### DIRECTIONS FOR THIS TASK
Your task is to filter the data below down to the lines holding "JSON".

### SUPPLIED DATA
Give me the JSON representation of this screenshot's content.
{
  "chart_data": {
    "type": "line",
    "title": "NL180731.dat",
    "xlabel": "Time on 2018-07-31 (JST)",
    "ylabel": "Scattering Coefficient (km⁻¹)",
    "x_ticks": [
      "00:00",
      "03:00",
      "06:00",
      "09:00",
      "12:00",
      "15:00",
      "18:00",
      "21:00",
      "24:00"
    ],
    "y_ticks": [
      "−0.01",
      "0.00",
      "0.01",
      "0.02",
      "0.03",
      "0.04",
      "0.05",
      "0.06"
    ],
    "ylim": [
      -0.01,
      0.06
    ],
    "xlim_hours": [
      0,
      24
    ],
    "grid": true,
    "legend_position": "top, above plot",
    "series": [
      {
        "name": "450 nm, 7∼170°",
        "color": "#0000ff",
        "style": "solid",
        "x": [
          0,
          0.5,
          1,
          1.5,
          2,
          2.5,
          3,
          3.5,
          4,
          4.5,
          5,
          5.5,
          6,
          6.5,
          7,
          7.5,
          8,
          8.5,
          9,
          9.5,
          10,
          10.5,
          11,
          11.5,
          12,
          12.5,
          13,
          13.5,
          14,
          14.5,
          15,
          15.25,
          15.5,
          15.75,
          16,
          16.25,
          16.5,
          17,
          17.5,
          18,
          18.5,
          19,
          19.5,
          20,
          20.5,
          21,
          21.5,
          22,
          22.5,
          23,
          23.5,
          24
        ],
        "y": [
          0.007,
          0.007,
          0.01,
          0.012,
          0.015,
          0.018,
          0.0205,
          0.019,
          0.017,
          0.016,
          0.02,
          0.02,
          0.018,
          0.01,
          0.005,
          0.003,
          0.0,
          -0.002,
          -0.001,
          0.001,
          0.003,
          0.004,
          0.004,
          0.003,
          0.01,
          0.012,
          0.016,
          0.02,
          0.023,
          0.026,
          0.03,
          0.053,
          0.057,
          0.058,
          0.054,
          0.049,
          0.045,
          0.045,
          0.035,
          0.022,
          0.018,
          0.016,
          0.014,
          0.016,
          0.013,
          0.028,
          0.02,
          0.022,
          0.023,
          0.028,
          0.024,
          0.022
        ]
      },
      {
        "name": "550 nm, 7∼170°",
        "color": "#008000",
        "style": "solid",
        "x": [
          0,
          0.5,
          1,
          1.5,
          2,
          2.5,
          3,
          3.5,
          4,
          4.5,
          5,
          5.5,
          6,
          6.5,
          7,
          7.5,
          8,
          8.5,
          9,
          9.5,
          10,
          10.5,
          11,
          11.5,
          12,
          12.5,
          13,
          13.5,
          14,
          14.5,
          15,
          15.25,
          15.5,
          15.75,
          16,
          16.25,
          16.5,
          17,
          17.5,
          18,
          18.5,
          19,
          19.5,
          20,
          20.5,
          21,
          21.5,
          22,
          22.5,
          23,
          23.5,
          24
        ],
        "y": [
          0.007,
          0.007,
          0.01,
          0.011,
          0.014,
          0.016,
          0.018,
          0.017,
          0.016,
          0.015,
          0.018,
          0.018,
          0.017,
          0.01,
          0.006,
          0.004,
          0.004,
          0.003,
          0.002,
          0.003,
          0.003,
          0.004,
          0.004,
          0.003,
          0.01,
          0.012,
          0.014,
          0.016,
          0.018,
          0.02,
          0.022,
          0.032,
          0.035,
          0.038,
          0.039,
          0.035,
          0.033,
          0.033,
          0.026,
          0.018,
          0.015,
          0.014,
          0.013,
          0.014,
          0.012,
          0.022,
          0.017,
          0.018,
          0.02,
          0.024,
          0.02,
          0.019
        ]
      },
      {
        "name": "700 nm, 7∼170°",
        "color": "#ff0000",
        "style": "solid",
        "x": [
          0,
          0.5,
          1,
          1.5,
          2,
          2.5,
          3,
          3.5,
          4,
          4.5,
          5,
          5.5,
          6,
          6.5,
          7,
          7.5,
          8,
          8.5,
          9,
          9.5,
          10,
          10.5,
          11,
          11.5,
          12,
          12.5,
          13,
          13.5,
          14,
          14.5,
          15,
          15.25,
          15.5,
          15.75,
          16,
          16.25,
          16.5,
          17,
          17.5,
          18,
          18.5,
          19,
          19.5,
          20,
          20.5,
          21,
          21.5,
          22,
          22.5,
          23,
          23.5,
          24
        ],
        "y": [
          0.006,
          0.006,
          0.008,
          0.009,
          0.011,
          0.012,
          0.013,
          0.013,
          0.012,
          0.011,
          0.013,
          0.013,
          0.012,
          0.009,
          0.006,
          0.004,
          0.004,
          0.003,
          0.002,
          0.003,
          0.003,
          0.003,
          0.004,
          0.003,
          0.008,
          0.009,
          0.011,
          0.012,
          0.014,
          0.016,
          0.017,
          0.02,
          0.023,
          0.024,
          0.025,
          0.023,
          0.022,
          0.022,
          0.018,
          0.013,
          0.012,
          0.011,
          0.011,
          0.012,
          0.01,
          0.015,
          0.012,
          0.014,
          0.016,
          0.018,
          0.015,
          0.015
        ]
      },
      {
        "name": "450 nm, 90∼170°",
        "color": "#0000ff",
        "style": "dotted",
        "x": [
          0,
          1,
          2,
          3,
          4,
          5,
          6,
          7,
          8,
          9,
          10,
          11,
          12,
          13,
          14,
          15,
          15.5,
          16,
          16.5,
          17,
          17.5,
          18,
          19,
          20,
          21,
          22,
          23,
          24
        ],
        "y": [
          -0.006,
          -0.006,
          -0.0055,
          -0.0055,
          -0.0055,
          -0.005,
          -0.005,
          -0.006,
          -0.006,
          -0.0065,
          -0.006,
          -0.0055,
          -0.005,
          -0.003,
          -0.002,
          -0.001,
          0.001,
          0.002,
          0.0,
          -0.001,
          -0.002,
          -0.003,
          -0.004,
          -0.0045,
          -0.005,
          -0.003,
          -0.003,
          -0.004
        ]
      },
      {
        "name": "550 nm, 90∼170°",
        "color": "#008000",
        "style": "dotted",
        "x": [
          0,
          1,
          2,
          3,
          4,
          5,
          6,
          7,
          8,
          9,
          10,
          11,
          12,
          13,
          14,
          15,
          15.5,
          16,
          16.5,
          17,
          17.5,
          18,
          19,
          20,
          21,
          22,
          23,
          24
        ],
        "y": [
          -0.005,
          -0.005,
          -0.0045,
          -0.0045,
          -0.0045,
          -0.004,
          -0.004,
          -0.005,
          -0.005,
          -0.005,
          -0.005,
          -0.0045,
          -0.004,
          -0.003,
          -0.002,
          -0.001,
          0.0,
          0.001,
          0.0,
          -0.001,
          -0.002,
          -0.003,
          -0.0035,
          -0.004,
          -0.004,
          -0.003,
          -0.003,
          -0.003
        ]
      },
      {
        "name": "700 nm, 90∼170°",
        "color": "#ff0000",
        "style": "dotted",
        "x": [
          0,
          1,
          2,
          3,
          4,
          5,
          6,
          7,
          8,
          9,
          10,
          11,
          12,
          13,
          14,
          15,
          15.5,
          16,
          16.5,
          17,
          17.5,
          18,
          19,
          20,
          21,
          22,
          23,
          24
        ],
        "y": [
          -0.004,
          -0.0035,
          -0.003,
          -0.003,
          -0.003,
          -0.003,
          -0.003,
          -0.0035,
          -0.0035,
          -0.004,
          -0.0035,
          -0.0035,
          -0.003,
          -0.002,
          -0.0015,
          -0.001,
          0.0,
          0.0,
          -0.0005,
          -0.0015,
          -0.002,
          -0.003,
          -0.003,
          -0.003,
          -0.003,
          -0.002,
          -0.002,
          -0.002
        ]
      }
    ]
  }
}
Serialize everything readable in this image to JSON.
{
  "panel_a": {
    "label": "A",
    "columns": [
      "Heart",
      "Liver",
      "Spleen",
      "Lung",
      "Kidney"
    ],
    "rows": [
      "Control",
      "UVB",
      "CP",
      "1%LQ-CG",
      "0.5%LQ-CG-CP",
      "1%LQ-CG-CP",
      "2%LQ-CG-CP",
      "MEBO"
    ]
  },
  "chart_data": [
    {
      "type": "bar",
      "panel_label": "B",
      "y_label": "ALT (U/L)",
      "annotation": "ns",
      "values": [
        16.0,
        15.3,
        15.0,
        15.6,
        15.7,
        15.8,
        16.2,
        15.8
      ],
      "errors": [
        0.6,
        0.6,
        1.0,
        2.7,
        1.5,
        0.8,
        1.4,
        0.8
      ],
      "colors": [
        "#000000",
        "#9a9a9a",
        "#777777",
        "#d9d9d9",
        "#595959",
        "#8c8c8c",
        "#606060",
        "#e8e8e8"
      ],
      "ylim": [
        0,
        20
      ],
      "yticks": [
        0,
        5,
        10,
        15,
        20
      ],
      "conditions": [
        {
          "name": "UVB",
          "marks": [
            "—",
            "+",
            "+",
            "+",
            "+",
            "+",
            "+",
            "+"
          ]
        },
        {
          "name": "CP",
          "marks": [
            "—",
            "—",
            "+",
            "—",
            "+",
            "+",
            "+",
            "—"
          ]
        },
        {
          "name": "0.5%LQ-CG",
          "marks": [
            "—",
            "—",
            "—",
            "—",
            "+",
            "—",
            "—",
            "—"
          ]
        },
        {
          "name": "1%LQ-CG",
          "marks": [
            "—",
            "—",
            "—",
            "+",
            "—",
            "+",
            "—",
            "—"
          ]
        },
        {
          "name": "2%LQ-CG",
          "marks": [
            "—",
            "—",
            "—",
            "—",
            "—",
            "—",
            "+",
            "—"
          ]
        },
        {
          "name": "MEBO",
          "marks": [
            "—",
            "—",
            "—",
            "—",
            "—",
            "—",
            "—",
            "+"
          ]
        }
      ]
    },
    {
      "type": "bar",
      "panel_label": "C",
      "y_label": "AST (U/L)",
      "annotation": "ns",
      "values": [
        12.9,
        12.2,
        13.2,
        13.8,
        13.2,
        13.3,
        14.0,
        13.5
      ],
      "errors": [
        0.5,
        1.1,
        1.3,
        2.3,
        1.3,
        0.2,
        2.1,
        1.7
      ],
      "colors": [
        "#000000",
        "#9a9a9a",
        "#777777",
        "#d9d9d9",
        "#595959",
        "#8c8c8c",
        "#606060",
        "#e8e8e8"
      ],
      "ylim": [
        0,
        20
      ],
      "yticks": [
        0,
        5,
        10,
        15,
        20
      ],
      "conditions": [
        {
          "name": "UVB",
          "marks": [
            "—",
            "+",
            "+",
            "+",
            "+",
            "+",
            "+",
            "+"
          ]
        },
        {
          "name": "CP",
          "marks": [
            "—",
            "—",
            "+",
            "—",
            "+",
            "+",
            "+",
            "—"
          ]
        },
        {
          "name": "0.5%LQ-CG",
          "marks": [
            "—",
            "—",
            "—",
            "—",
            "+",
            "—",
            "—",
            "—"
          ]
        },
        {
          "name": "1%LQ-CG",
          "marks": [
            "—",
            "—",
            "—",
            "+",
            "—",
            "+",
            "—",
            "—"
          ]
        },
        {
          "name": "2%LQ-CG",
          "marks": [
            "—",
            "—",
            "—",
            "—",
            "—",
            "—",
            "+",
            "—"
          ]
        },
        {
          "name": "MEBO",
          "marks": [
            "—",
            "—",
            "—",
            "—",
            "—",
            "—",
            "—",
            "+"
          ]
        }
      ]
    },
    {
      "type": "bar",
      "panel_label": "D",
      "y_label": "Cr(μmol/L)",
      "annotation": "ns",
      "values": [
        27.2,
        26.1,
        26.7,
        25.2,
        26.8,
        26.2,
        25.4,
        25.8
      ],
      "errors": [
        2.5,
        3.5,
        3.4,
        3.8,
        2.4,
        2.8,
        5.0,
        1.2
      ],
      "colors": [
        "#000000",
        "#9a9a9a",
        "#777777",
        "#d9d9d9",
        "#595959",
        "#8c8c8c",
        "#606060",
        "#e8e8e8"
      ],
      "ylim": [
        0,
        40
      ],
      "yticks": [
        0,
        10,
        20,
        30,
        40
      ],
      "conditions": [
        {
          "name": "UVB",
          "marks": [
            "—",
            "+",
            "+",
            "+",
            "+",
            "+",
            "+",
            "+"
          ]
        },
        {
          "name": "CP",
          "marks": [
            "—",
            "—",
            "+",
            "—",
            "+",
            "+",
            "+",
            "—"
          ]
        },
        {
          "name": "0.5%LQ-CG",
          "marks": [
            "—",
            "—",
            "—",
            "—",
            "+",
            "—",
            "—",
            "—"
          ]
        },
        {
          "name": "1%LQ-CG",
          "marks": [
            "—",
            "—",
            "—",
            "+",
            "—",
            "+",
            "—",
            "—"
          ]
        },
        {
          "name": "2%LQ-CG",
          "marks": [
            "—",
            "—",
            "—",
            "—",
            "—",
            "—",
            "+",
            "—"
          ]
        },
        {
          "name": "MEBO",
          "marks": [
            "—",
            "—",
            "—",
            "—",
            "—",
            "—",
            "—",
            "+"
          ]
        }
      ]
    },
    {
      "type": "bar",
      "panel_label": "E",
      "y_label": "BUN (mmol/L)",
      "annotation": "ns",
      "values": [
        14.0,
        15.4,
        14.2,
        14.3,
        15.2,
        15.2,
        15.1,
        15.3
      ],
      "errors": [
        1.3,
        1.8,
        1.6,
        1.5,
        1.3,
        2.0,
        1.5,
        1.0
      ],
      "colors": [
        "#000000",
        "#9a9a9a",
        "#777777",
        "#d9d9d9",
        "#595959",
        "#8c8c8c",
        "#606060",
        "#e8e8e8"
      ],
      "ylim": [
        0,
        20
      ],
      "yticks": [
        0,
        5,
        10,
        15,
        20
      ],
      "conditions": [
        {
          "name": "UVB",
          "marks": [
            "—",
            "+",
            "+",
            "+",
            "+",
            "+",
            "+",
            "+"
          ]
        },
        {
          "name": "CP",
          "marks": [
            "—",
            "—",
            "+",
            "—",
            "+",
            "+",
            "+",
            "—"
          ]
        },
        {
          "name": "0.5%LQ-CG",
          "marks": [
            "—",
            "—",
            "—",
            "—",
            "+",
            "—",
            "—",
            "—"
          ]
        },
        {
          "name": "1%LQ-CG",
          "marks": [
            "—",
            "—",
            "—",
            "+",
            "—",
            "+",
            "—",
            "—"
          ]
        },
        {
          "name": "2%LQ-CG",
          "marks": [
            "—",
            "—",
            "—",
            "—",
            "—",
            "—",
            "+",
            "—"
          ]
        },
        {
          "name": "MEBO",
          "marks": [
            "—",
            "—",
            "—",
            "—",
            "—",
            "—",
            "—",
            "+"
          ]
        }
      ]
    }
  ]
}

### REPLY
Give me the JSON representation of this screenshot's content.
Serialize everything readable in this image to JSON.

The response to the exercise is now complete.